Transcribe the material verbatim in full; the pictures do not belong in the copy.

Structured figure records
+===+

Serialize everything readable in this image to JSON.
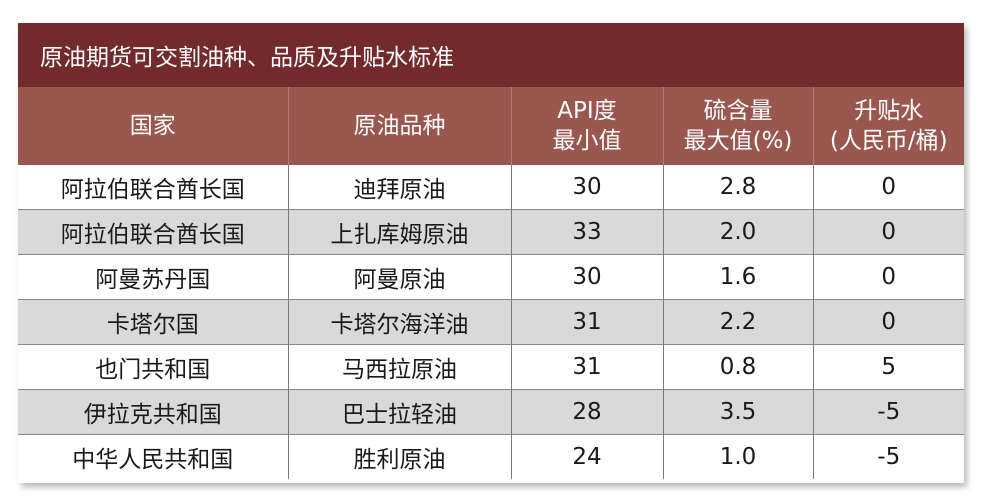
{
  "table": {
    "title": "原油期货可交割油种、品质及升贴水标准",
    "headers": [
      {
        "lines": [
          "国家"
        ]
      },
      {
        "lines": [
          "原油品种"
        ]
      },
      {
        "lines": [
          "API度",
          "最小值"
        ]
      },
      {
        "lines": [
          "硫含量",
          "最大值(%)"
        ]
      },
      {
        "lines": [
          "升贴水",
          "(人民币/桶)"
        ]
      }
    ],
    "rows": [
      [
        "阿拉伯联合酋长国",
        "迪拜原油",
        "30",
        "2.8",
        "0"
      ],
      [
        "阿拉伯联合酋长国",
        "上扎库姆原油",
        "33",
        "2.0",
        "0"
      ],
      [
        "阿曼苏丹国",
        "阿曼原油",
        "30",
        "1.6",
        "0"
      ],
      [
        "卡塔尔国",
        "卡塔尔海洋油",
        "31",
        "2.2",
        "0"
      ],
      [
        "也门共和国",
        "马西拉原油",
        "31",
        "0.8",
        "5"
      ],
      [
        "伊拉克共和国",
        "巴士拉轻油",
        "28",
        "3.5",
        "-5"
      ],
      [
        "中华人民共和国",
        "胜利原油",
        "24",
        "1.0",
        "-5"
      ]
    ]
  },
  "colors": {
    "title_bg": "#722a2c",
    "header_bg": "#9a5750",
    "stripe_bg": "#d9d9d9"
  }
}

+===+

Reply to the task >>
Serialize everything readable in this image to JSON.
{
  "table": {
    "title": "原油期货可交割油种、品质及升贴水标准",
    "headers": [
      {
        "lines": [
          "国家"
        ]
      },
      {
        "lines": [
          "原油品种"
        ]
      },
      {
        "lines": [
          "API度",
          "最小值"
        ]
      },
      {
        "lines": [
          "硫含量",
          "最大值(%)"
        ]
      },
      {
        "lines": [
          "升贴水",
          "(人民币/桶)"
        ]
      }
    ],
    "rows": [
      [
        "阿拉伯联合酋长国",
        "迪拜原油",
        "30",
        "2.8",
        "0"
      ],
      [
        "阿拉伯联合酋长国",
        "上扎库姆原油",
        "33",
        "2.0",
        "0"
      ],
      [
        "阿曼苏丹国",
        "阿曼原油",
        "30",
        "1.6",
        "0"
      ],
      [
        "卡塔尔国",
        "卡塔尔海洋油",
        "31",
        "2.2",
        "0"
      ],
      [
        "也门共和国",
        "马西拉原油",
        "31",
        "0.8",
        "5"
      ],
      [
        "伊拉克共和国",
        "巴士拉轻油",
        "28",
        "3.5",
        "-5"
      ],
      [
        "中华人民共和国",
        "胜利原油",
        "24",
        "1.0",
        "-5"
      ]
    ]
  },
  "colors": {
    "title_bg": "#722a2c",
    "header_bg": "#9a5750",
    "stripe_bg": "#d9d9d9"
  }
}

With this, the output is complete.